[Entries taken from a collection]
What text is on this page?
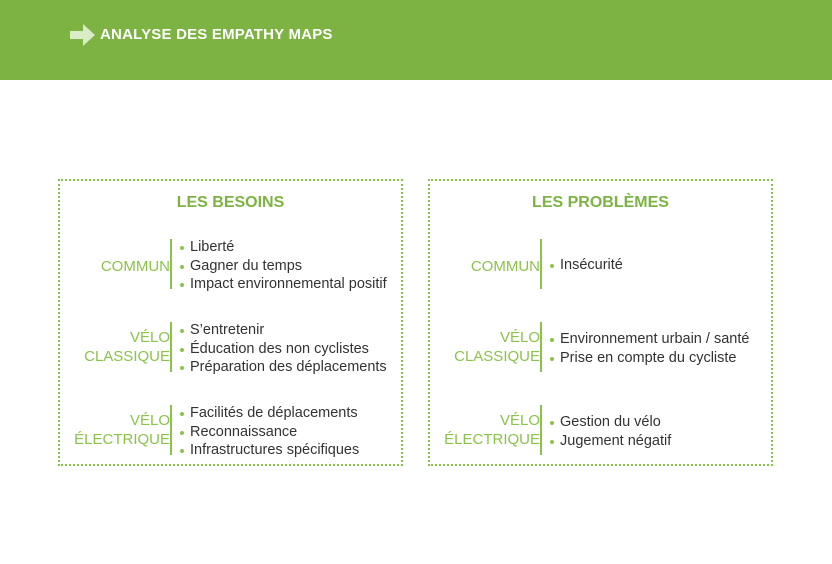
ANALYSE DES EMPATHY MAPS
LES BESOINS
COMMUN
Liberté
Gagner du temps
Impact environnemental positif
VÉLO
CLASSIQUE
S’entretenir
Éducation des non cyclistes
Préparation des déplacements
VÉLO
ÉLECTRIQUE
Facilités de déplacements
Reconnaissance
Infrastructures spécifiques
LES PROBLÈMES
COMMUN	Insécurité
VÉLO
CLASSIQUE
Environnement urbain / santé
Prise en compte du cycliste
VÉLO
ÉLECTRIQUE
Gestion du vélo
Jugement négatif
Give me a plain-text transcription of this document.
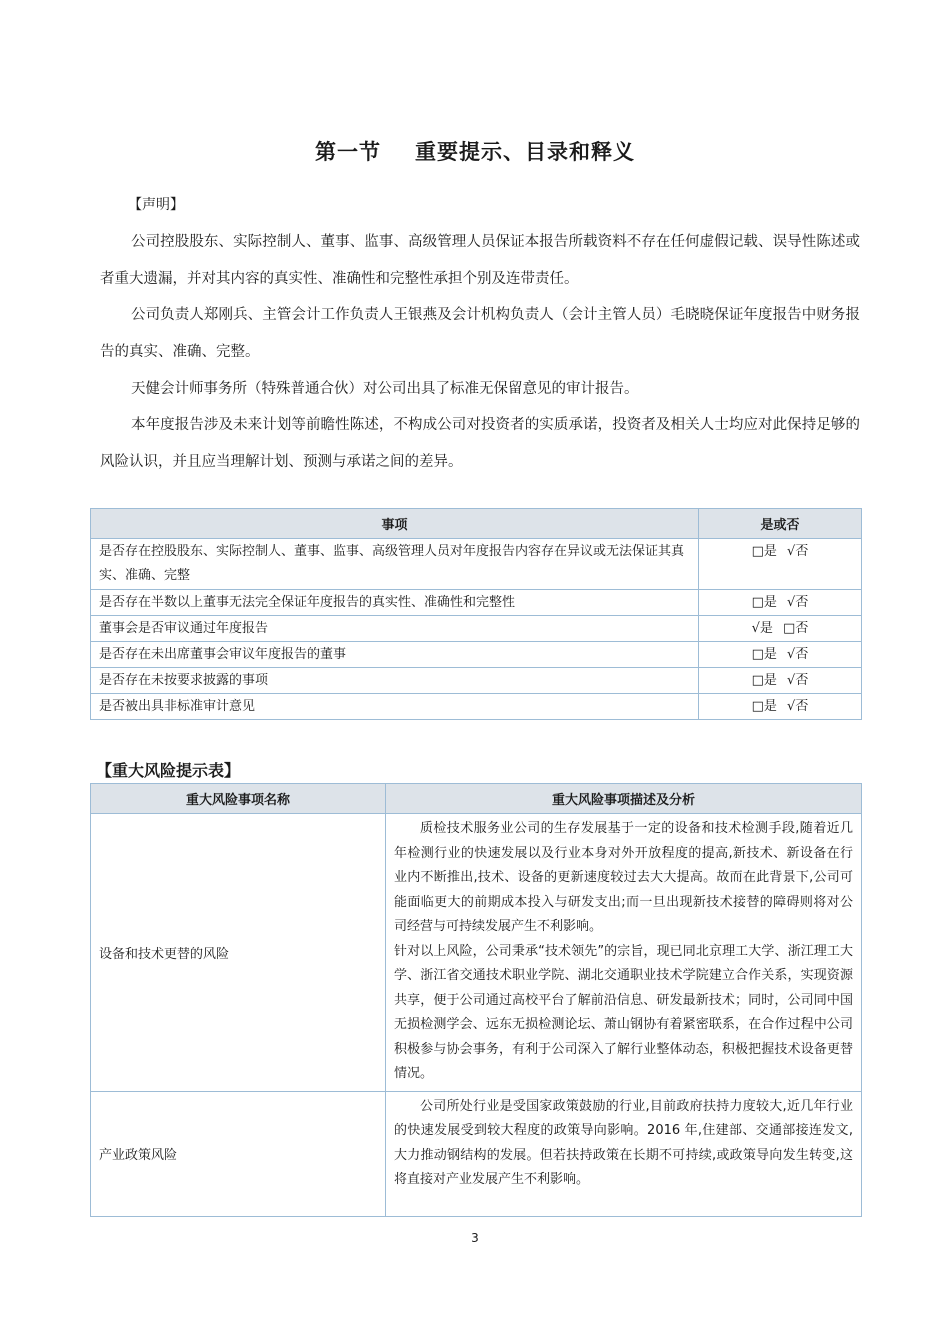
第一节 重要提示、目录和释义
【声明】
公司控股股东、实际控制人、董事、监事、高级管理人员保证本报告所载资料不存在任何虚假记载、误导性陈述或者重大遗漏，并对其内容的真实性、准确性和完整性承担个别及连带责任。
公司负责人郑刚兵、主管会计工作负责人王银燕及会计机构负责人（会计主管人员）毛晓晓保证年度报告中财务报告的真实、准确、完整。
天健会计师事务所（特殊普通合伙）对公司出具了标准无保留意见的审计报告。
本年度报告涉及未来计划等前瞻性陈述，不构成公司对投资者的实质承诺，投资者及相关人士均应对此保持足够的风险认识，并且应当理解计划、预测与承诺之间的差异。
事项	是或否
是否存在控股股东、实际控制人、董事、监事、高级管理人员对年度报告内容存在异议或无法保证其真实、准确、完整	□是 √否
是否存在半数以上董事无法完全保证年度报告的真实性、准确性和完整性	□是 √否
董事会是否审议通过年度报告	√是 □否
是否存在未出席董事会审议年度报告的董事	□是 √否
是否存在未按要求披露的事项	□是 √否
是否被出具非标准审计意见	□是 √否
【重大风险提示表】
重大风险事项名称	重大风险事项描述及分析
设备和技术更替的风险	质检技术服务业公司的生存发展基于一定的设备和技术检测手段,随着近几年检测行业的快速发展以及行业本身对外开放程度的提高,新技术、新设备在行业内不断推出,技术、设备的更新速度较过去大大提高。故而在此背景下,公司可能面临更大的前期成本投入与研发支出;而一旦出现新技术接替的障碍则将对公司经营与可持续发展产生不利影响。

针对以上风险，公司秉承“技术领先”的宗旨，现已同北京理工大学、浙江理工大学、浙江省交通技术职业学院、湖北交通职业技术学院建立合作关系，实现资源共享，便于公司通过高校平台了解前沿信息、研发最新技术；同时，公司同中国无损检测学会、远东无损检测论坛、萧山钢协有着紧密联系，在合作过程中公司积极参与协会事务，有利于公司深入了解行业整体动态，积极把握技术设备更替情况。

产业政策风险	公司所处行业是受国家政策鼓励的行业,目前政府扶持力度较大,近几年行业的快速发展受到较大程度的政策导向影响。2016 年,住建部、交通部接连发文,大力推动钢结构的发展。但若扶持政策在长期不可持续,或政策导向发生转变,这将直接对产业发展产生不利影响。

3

| WRITTEN REQUEST |
Every line above should be returned word for word, with the pictures left behind.

| SOLUTION TO THE PROBLEM |
What text is on this page?
ANALYSE DES EMPATHY MAPS
LES BESOINS
COMMUN
Liberté
Gagner du temps
Impact environnemental positif
VÉLO
CLASSIQUE
S’entretenir
Éducation des non cyclistes
Préparation des déplacements
VÉLO
ÉLECTRIQUE
Facilités de déplacements
Reconnaissance
Infrastructures spécifiques
LES PROBLÈMES
COMMUN	Insécurité
VÉLO
CLASSIQUE
Environnement urbain / santé
Prise en compte du cycliste
VÉLO
ÉLECTRIQUE
Gestion du vélo
Jugement négatif
Give me a plain-text transcription of this document.
第一节 重要提示、目录和释义
【声明】
公司控股股东、实际控制人、董事、监事、高级管理人员保证本报告所载资料不存在任何虚假记载、误导性陈述或者重大遗漏，并对其内容的真实性、准确性和完整性承担个别及连带责任。
公司负责人郑刚兵、主管会计工作负责人王银燕及会计机构负责人（会计主管人员）毛晓晓保证年度报告中财务报告的真实、准确、完整。
天健会计师事务所（特殊普通合伙）对公司出具了标准无保留意见的审计报告。
本年度报告涉及未来计划等前瞻性陈述，不构成公司对投资者的实质承诺，投资者及相关人士均应对此保持足够的风险认识，并且应当理解计划、预测与承诺之间的差异。
事项	是或否
是否存在控股股东、实际控制人、董事、监事、高级管理人员对年度报告内容存在异议或无法保证其真实、准确、完整	□是 √否
是否存在半数以上董事无法完全保证年度报告的真实性、准确性和完整性	□是 √否
董事会是否审议通过年度报告	√是 □否
是否存在未出席董事会审议年度报告的董事	□是 √否
是否存在未按要求披露的事项	□是 √否
是否被出具非标准审计意见	□是 √否
【重大风险提示表】
重大风险事项名称	重大风险事项描述及分析
设备和技术更替的风险	质检技术服务业公司的生存发展基于一定的设备和技术检测手段,随着近几年检测行业的快速发展以及行业本身对外开放程度的提高,新技术、新设备在行业内不断推出,技术、设备的更新速度较过去大大提高。故而在此背景下,公司可能面临更大的前期成本投入与研发支出;而一旦出现新技术接替的障碍则将对公司经营与可持续发展产生不利影响。

针对以上风险，公司秉承“技术领先”的宗旨，现已同北京理工大学、浙江理工大学、浙江省交通技术职业学院、湖北交通职业技术学院建立合作关系，实现资源共享，便于公司通过高校平台了解前沿信息、研发最新技术；同时，公司同中国无损检测学会、远东无损检测论坛、萧山钢协有着紧密联系，在合作过程中公司积极参与协会事务，有利于公司深入了解行业整体动态，积极把握技术设备更替情况。

产业政策风险	公司所处行业是受国家政策鼓励的行业,目前政府扶持力度较大,近几年行业的快速发展受到较大程度的政策导向影响。2016 年,住建部、交通部接连发文,大力推动钢结构的发展。但若扶持政策在长期不可持续,或政策导向发生转变,这将直接对产业发展产生不利影响。

3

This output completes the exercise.